Given exercise: Copy every line of the records below where the word "process" occurs.

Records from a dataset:
## START

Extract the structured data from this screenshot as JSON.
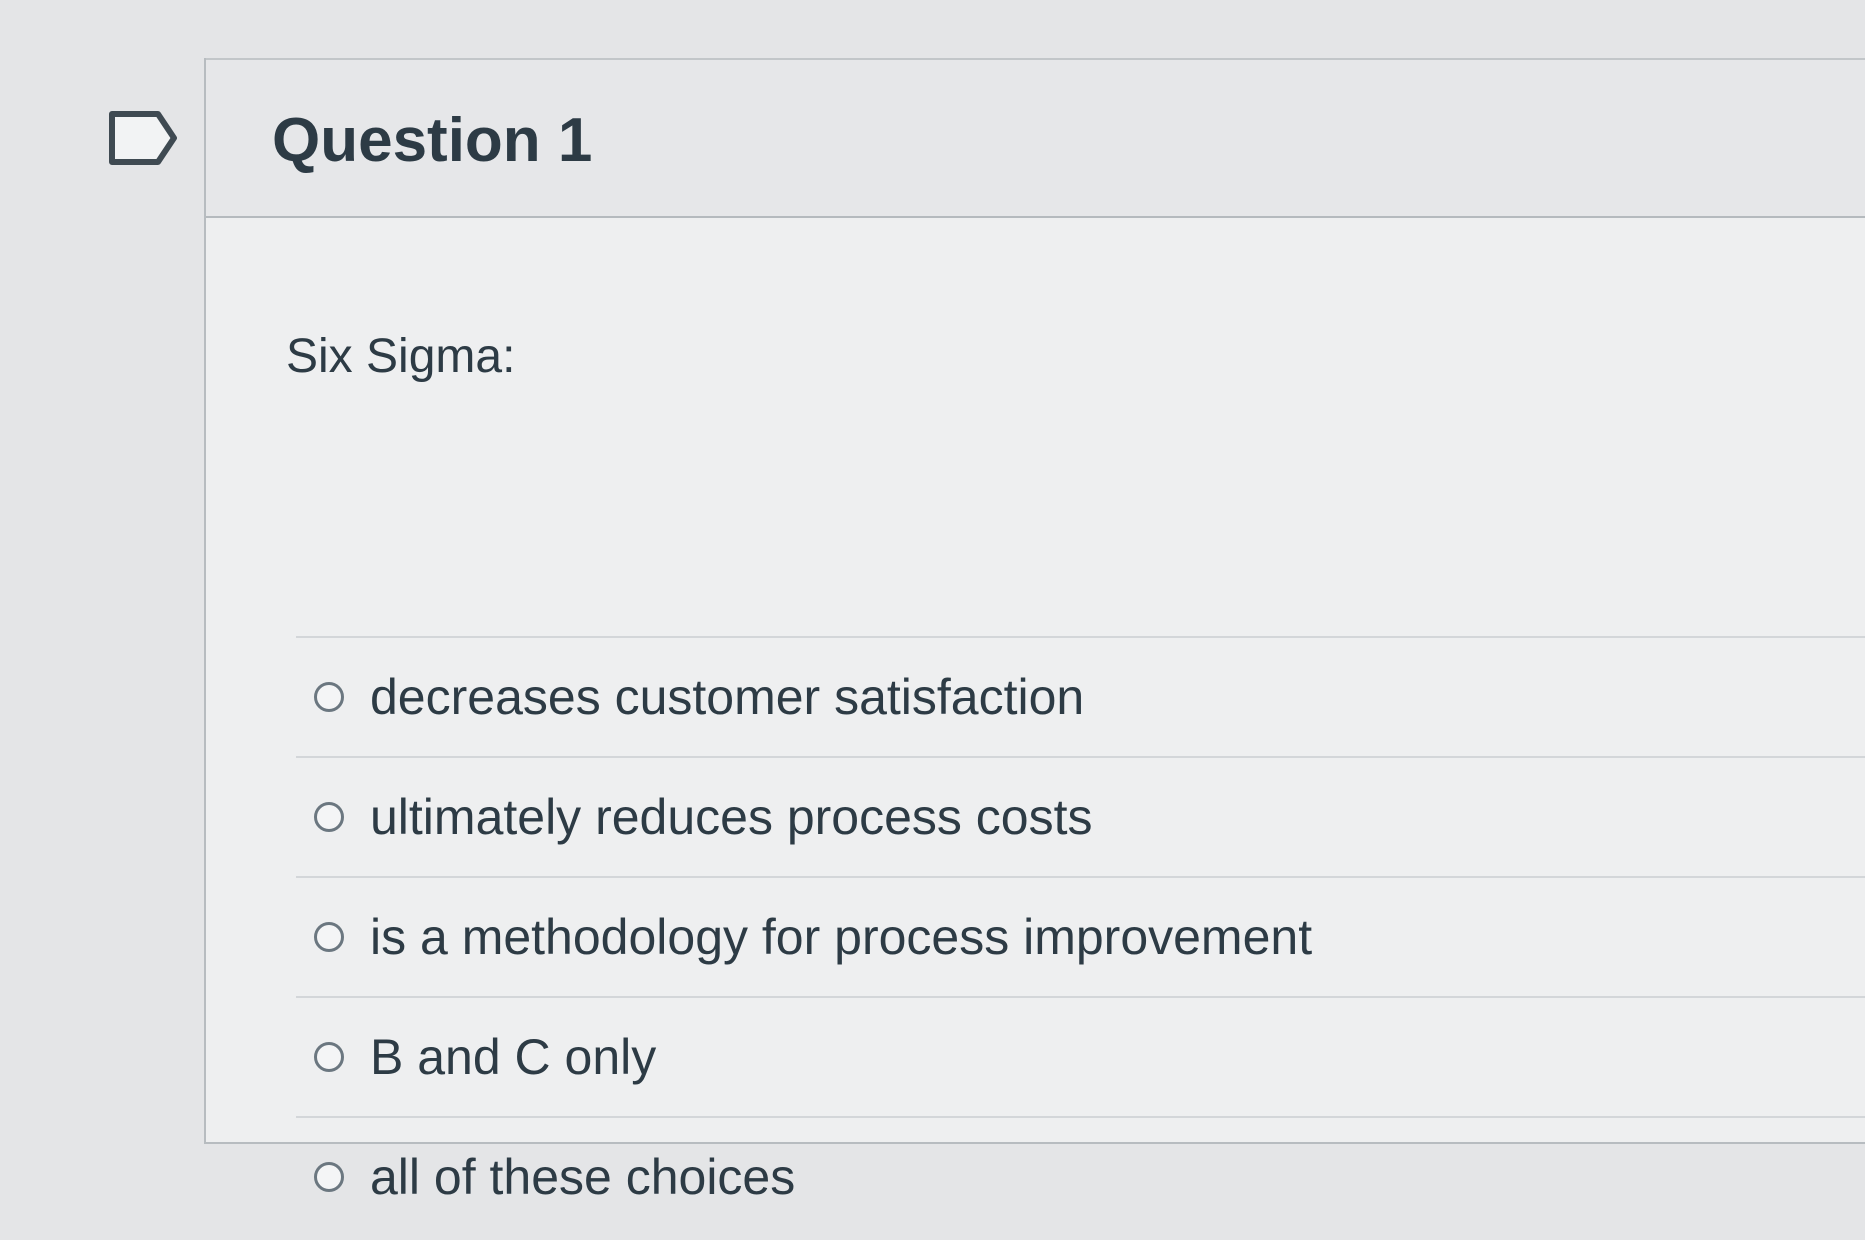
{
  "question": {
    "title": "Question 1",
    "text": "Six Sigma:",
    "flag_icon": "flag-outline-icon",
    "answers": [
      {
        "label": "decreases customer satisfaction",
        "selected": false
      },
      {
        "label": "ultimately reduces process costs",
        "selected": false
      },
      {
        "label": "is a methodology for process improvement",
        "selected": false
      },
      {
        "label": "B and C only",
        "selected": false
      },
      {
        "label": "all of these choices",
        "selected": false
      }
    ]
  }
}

## END

Worked solution:
        "label": "ultimately reduces process costs",
        "label": "is a methodology for process improvement",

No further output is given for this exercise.